*PROVIDED MATERIAL:*
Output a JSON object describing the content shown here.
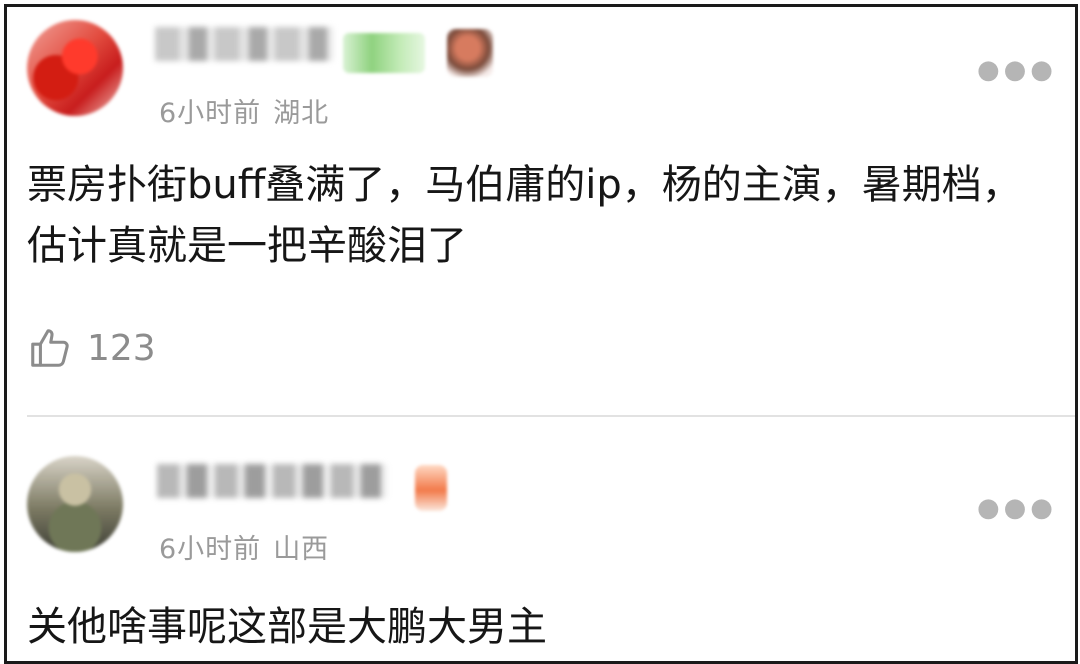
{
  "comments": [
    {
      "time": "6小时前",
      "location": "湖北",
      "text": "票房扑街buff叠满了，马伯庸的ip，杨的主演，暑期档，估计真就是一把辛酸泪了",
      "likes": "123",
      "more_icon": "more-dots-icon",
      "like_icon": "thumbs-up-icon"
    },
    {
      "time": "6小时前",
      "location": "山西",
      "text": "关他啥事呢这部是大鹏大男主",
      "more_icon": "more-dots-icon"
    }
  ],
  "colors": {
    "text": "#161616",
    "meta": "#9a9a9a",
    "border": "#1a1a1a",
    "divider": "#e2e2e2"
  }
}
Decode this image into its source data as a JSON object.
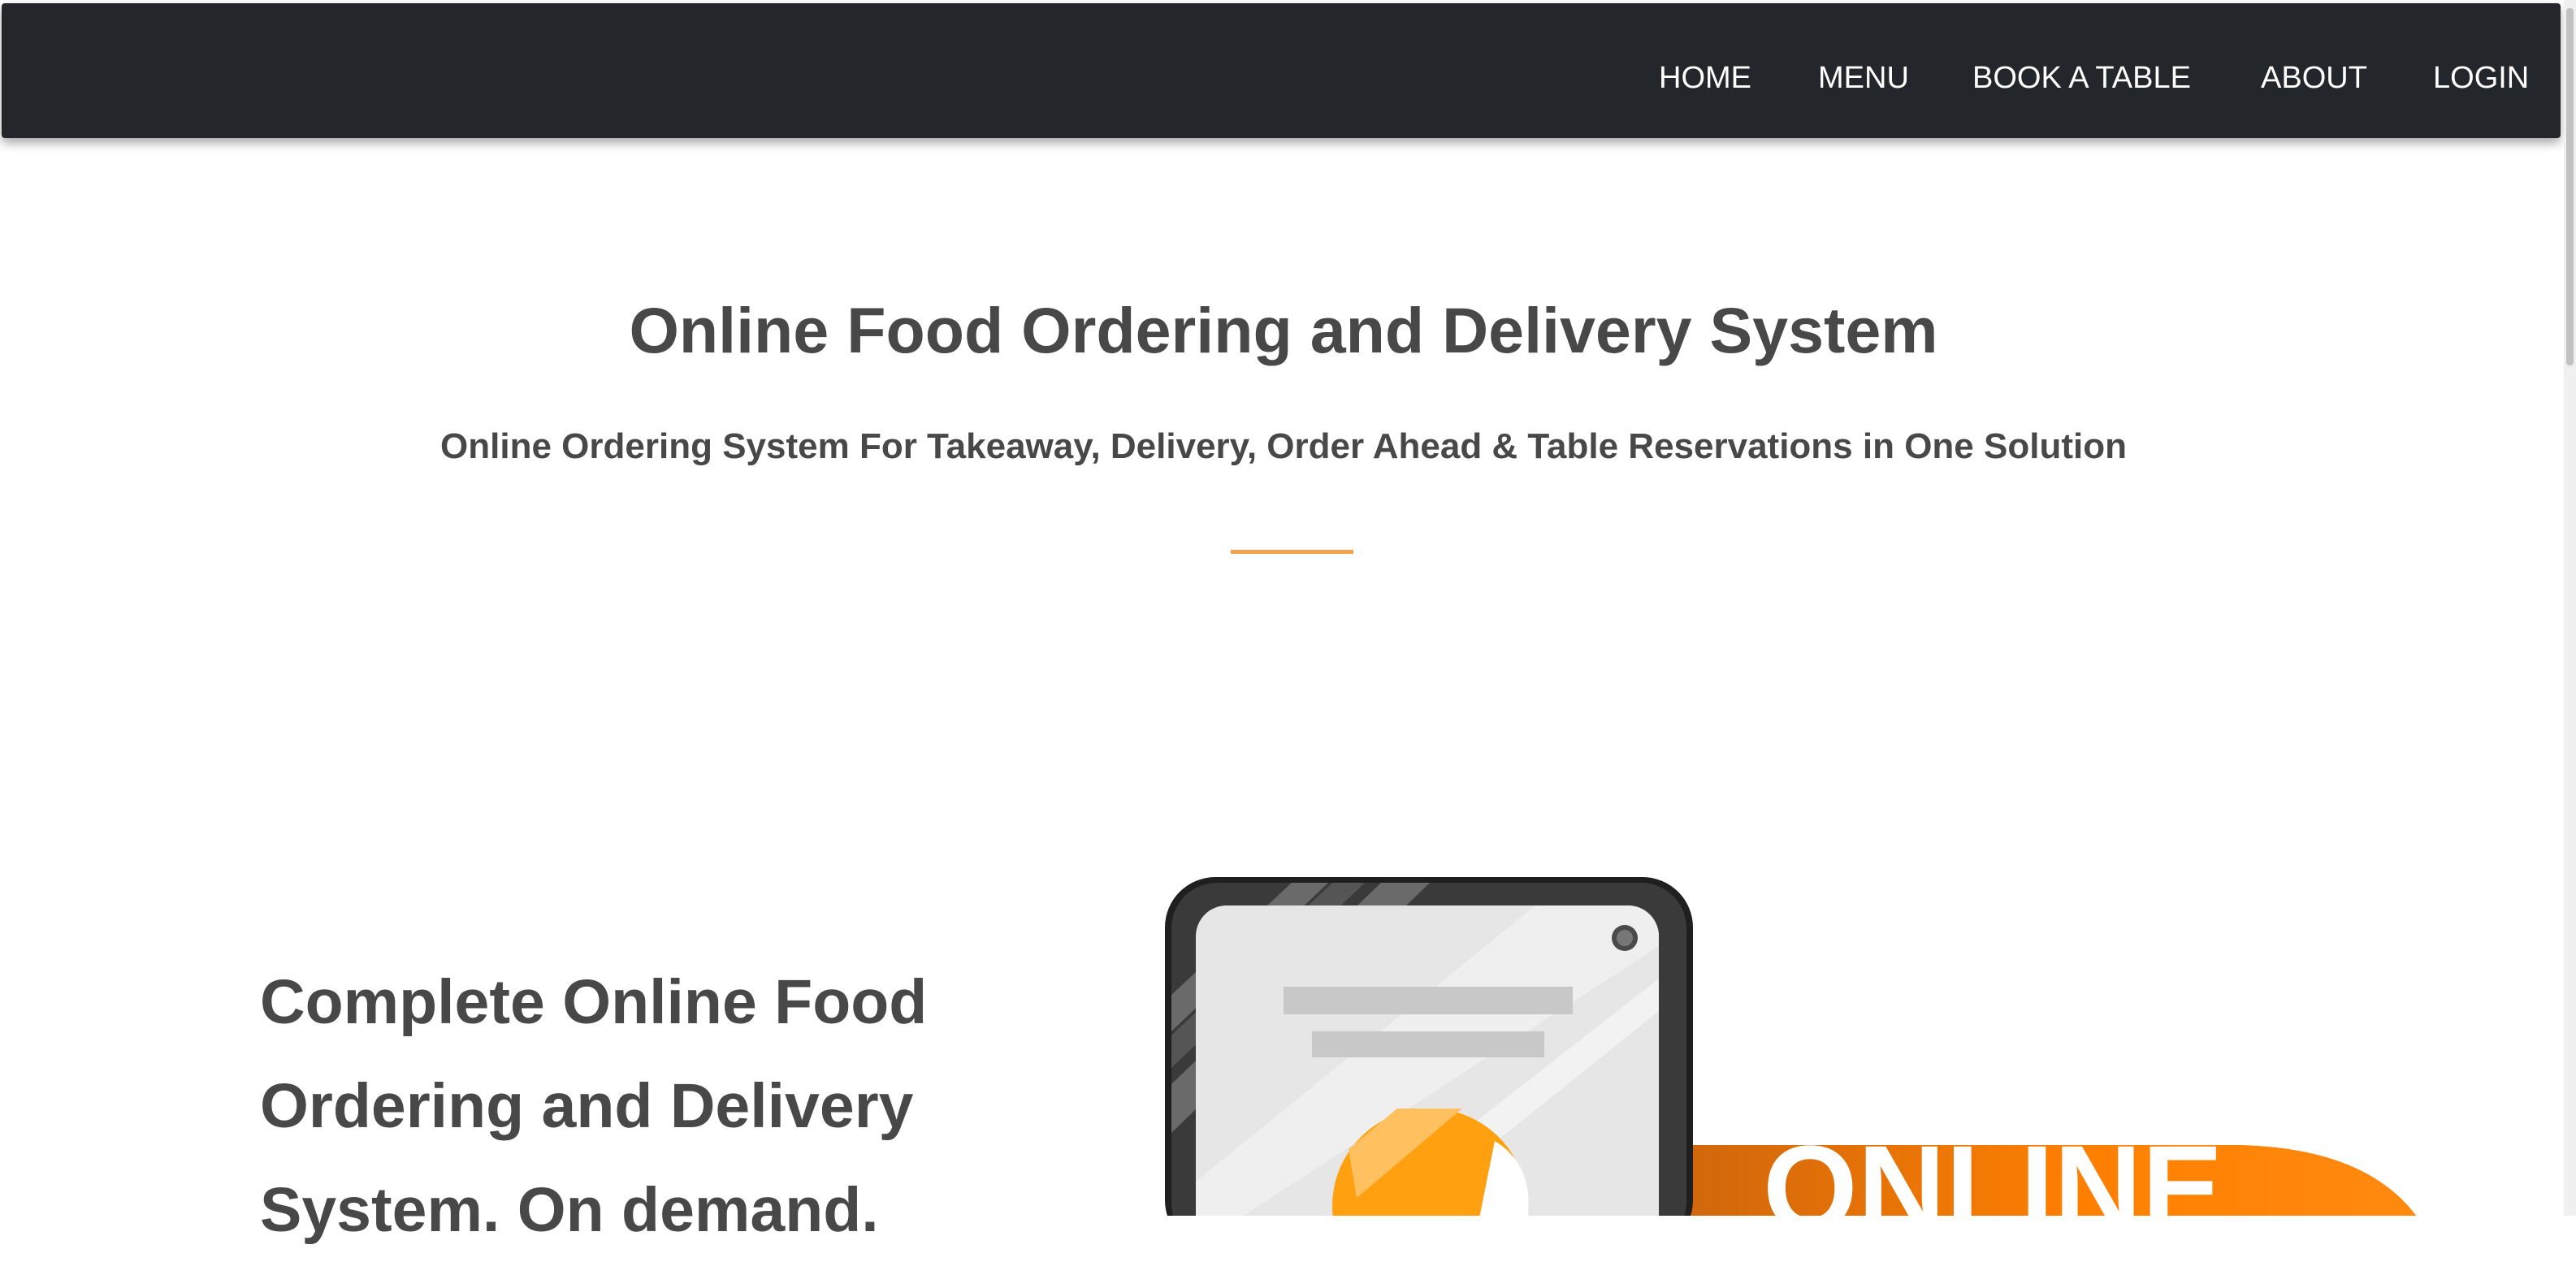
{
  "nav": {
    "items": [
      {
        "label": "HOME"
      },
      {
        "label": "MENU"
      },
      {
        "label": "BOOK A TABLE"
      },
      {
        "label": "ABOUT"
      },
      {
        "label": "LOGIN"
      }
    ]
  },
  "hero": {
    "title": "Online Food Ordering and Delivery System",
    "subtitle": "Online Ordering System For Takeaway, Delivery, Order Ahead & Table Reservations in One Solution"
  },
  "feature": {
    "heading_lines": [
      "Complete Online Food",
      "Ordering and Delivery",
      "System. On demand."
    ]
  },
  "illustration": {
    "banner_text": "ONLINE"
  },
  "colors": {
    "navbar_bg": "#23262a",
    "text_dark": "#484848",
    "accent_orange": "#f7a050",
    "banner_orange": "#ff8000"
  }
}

*PROBLEM TO WORK ON:* List every line above containing the word "icon".

*RESULT OF THE EXERCISE:*
      "more_icon": "more-dots-icon",
      "like_icon": "thumbs-up-icon"
      "more_icon": "more-dots-icon"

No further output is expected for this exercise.